### Aim
Restate all of the data exactly.

begin Provided data

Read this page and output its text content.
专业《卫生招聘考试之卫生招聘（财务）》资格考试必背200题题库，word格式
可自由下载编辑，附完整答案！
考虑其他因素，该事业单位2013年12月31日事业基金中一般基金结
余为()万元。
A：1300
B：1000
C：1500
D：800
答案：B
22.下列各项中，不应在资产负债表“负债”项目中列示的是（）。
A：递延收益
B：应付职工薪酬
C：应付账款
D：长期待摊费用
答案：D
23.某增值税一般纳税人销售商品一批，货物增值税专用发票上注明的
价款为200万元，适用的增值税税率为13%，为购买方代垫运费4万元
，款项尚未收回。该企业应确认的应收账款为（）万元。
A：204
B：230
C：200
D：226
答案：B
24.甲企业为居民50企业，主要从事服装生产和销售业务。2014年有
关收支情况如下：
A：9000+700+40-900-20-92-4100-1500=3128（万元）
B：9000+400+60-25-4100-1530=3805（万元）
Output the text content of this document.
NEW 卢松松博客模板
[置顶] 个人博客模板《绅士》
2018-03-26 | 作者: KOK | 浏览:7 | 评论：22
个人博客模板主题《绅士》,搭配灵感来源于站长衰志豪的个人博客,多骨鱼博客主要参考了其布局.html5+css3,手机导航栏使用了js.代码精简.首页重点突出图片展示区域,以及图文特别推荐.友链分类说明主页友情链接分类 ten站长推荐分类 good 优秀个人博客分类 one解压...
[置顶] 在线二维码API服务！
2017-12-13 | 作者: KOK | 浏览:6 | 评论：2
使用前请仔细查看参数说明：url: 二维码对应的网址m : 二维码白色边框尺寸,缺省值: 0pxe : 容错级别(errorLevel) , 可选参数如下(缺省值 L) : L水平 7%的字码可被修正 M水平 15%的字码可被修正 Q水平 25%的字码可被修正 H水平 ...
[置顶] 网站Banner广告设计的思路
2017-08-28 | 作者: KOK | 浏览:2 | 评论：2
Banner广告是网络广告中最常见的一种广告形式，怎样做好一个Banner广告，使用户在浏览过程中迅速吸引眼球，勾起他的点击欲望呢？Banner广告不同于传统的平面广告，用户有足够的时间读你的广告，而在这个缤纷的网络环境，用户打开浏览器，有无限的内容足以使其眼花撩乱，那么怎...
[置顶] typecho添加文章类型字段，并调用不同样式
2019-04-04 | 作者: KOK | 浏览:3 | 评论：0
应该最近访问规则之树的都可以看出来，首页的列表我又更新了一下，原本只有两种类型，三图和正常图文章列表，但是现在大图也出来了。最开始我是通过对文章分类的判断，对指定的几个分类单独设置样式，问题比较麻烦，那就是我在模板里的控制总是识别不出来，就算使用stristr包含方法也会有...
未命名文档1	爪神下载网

end Provided data

### Correct answer
Read this page and output its text content.
专业《卫生招聘考试之卫生招聘（财务）》资格考试必背200题题库，word格式
可自由下载编辑，附完整答案！
考虑其他因素，该事业单位2013年12月31日事业基金中一般基金结
余为()万元。
A：1300
B：1000
C：1500
D：800
答案：B
22.下列各项中，不应在资产负债表“负债”项目中列示的是（）。
A：递延收益
B：应付职工薪酬
C：应付账款
D：长期待摊费用
答案：D
23.某增值税一般纳税人销售商品一批，货物增值税专用发票上注明的
价款为200万元，适用的增值税税率为13%，为购买方代垫运费4万元
，款项尚未收回。该企业应确认的应收账款为（）万元。
A：204
B：230
C：200
D：226
答案：B
24.甲企业为居民50企业，主要从事服装生产和销售业务。2014年有
关收支情况如下：
A：9000+700+40-900-20-92-4100-1500=3128（万元）
B：9000+400+60-25-4100-1530=3805（万元）
Output the text content of this document.
NEW 卢松松博客模板
[置顶] 个人博客模板《绅士》
2018-03-26 | 作者: KOK | 浏览:7 | 评论：22
个人博客模板主题《绅士》,搭配灵感来源于站长衰志豪的个人博客,多骨鱼博客主要参考了其布局.html5+css3,手机导航栏使用了js.代码精简.首页重点突出图片展示区域,以及图文特别推荐.友链分类说明主页友情链接分类 ten站长推荐分类 good 优秀个人博客分类 one解压...
[置顶] 在线二维码API服务！
2017-12-13 | 作者: KOK | 浏览:6 | 评论：2
使用前请仔细查看参数说明：url: 二维码对应的网址m : 二维码白色边框尺寸,缺省值: 0pxe : 容错级别(errorLevel) , 可选参数如下(缺省值 L) : L水平 7%的字码可被修正 M水平 15%的字码可被修正 Q水平 25%的字码可被修正 H水平 ...
[置顶] 网站Banner广告设计的思路
2017-08-28 | 作者: KOK | 浏览:2 | 评论：2
Banner广告是网络广告中最常见的一种广告形式，怎样做好一个Banner广告，使用户在浏览过程中迅速吸引眼球，勾起他的点击欲望呢？Banner广告不同于传统的平面广告，用户有足够的时间读你的广告，而在这个缤纷的网络环境，用户打开浏览器，有无限的内容足以使其眼花撩乱，那么怎...
[置顶] typecho添加文章类型字段，并调用不同样式
2019-04-04 | 作者: KOK | 浏览:3 | 评论：0
应该最近访问规则之树的都可以看出来，首页的列表我又更新了一下，原本只有两种类型，三图和正常图文章列表，但是现在大图也出来了。最开始我是通过对文章分类的判断，对指定的几个分类单独设置样式，问题比较麻烦，那就是我在模板里的控制总是识别不出来，就算使用stristr包含方法也会有...
未命名文档1	爪神下载网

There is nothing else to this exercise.